>> begin

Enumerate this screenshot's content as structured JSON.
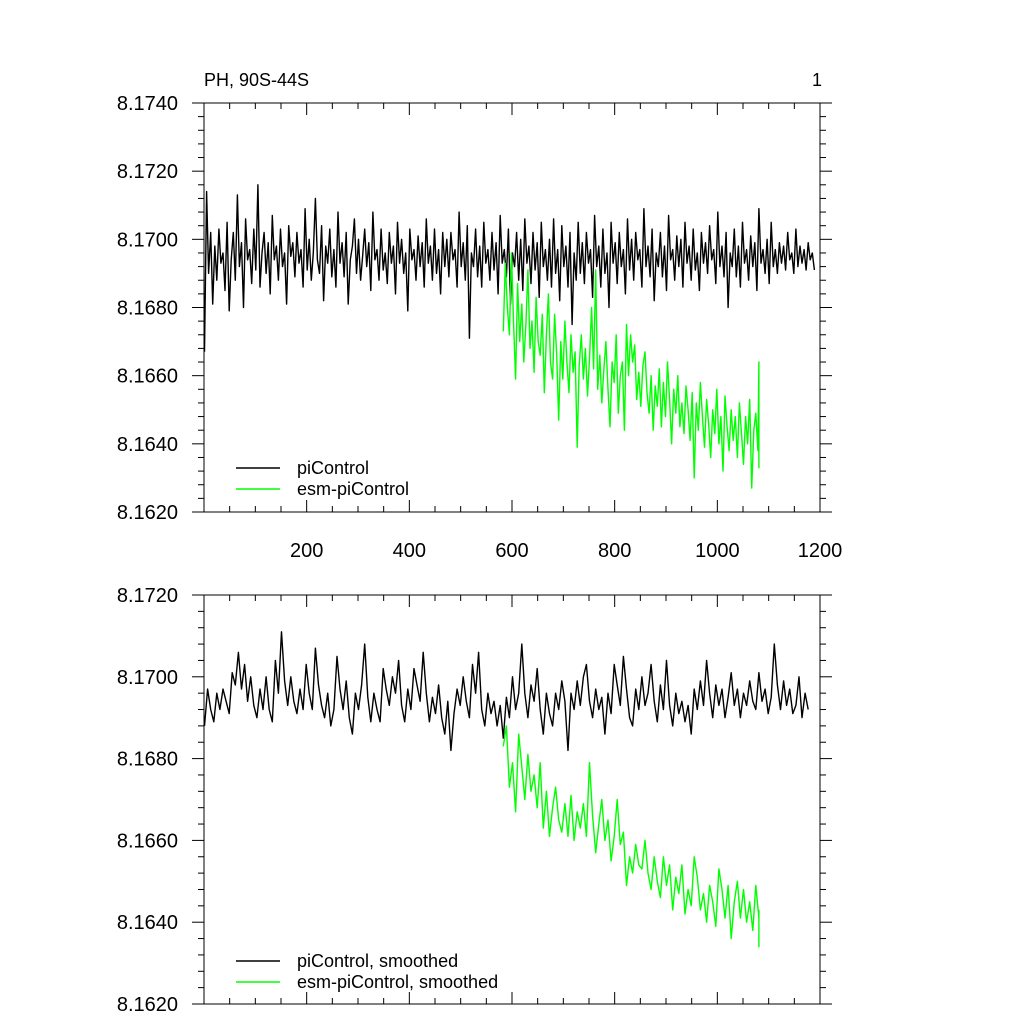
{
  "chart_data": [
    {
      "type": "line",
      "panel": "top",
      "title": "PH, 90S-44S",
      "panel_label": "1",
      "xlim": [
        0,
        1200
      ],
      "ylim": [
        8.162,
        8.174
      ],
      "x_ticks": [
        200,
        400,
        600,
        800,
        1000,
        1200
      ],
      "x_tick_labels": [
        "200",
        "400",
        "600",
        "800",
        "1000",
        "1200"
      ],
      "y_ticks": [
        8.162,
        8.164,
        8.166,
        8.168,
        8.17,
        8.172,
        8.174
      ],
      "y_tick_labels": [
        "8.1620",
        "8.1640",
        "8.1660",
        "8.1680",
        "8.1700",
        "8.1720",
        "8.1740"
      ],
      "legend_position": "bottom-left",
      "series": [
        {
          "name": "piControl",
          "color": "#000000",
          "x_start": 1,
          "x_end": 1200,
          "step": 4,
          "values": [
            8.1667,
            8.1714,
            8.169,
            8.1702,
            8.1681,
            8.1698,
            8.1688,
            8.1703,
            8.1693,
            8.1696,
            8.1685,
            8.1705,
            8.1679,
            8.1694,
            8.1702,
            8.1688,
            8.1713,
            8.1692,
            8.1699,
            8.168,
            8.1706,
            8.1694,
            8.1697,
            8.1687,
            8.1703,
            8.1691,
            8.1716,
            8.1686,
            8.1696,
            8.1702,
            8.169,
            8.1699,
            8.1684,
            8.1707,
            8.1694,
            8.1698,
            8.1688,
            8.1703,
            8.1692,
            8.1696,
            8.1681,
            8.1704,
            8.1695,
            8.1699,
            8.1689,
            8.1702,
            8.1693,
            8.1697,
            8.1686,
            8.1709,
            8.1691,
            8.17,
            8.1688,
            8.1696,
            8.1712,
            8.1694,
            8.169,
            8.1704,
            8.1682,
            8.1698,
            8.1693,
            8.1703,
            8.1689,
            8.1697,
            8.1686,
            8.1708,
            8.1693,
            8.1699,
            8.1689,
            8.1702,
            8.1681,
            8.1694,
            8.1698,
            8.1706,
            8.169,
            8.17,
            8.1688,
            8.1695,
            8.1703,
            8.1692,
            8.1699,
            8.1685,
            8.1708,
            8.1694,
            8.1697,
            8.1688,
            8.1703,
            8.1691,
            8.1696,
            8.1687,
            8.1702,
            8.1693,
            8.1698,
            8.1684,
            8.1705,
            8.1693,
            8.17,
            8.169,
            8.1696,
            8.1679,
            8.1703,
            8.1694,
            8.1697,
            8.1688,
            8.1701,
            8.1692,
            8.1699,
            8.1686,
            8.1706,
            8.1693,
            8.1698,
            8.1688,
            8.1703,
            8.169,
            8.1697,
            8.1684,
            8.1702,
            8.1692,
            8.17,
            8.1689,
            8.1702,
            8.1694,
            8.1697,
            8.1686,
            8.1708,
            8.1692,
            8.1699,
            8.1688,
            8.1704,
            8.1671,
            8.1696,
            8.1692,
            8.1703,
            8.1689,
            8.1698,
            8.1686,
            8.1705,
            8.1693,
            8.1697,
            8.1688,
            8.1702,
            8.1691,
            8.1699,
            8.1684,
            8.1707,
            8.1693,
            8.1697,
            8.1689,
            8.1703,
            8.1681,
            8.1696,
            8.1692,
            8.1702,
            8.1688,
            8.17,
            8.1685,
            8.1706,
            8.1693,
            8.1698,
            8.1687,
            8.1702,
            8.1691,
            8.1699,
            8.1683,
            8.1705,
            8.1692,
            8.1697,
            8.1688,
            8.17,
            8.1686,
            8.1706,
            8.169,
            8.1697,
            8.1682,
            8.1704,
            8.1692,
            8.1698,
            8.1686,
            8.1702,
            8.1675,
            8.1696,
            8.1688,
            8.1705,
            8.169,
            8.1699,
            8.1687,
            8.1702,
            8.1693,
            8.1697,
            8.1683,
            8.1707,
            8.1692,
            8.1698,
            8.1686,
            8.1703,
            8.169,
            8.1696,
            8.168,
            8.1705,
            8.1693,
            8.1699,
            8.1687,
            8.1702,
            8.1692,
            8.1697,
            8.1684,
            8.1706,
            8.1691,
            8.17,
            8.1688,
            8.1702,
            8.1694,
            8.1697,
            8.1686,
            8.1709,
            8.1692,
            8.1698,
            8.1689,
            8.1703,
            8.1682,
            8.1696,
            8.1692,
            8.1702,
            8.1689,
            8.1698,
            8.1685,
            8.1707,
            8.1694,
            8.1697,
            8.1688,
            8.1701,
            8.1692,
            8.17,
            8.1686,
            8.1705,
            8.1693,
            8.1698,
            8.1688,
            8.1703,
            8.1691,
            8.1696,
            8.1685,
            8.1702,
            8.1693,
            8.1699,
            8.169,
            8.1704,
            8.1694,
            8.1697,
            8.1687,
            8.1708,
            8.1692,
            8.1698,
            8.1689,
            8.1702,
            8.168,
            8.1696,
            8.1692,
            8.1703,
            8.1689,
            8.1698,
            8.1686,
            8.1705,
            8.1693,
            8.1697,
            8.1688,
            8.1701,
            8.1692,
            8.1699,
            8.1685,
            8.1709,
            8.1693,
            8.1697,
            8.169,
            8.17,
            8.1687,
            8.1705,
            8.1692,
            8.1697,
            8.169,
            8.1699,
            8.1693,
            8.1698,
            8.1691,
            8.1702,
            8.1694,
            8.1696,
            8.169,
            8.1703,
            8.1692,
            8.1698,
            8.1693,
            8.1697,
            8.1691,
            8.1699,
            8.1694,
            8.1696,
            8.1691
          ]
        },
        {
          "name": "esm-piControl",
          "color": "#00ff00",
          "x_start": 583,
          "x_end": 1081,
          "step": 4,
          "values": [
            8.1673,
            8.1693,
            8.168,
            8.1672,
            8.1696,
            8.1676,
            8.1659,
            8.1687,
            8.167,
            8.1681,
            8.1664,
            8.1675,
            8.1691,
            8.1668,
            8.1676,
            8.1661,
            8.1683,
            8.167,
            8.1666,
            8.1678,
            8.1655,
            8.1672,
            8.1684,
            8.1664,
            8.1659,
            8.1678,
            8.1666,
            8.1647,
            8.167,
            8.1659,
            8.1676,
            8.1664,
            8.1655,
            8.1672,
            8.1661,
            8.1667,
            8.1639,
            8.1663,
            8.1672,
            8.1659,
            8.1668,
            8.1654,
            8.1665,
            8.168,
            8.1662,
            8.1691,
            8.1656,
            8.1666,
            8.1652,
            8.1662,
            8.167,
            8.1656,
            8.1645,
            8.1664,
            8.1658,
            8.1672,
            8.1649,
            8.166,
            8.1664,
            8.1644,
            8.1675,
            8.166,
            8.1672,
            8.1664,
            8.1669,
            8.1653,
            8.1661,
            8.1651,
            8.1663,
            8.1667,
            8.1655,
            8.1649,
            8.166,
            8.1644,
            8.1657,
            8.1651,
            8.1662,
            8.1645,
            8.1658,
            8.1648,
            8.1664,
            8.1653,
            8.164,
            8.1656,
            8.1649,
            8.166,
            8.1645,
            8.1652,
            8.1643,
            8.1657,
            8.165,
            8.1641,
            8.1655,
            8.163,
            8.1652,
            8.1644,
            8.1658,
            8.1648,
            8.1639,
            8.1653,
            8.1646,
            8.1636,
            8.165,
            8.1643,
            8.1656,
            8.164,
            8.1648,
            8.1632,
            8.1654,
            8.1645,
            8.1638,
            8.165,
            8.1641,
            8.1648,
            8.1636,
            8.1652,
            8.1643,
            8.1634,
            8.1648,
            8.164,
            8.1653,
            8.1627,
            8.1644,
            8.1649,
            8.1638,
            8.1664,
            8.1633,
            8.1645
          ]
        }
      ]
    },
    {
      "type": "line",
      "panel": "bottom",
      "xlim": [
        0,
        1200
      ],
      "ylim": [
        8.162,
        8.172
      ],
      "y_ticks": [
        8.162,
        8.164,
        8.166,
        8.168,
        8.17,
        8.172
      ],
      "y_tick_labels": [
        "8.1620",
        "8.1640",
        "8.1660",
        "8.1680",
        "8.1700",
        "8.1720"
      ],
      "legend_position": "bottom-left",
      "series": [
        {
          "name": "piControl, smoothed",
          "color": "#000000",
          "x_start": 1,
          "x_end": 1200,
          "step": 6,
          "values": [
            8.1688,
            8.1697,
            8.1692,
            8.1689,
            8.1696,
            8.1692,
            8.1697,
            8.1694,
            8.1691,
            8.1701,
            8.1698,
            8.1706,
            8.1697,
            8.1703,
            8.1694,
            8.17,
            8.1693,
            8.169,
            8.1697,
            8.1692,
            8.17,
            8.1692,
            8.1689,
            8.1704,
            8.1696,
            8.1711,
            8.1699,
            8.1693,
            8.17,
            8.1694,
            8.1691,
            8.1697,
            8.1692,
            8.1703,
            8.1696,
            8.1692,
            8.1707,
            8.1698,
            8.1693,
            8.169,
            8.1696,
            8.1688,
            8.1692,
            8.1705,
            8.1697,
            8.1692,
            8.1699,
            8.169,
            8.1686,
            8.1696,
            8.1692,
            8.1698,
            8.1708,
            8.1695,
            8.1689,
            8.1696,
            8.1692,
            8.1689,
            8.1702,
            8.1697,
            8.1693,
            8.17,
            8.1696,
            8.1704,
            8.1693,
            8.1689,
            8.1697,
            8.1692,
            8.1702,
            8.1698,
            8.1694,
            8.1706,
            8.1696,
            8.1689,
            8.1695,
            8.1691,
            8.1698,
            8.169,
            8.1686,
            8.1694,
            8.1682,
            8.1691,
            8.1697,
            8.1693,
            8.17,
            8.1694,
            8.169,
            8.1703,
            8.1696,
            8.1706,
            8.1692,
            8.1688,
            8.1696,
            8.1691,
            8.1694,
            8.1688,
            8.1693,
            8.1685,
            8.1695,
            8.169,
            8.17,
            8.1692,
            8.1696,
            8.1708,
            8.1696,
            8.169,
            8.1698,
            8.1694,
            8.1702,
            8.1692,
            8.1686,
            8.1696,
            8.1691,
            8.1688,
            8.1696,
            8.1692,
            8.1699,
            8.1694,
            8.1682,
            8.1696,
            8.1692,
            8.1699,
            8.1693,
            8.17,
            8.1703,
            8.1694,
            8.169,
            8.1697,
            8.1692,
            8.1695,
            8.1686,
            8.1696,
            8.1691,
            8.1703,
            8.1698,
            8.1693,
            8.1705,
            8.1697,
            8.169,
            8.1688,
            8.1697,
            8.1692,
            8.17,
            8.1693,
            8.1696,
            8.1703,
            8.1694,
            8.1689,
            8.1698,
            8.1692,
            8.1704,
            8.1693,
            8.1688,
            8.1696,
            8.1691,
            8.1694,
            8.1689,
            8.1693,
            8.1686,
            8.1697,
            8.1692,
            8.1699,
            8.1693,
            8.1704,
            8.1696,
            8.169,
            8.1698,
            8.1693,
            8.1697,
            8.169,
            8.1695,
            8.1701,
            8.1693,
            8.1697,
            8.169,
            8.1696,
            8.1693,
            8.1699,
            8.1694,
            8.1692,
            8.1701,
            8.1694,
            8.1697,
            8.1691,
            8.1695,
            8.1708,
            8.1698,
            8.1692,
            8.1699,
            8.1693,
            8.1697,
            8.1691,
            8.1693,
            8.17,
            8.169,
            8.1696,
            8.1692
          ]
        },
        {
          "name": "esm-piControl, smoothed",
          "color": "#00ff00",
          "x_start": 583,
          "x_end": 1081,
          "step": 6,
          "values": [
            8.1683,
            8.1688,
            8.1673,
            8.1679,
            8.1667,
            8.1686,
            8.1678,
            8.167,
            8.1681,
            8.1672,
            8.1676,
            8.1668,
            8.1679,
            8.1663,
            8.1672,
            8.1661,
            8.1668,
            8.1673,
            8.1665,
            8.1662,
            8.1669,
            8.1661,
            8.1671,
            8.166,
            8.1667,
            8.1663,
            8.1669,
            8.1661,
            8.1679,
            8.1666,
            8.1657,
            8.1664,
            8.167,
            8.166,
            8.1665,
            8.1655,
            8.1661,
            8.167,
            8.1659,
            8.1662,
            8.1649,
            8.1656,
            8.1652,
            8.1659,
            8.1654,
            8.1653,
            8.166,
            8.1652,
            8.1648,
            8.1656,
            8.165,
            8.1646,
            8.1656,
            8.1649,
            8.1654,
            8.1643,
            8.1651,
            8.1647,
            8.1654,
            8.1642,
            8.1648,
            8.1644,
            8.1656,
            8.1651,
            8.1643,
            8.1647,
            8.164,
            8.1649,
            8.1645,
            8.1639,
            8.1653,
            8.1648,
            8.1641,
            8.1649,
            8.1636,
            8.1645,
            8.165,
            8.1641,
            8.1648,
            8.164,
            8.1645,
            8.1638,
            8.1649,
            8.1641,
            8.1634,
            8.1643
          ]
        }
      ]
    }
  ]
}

>> end

Every line that holds the string "smoothed" should be returned.

          "name": "piControl, smoothed",
          "name": "esm-piControl, smoothed",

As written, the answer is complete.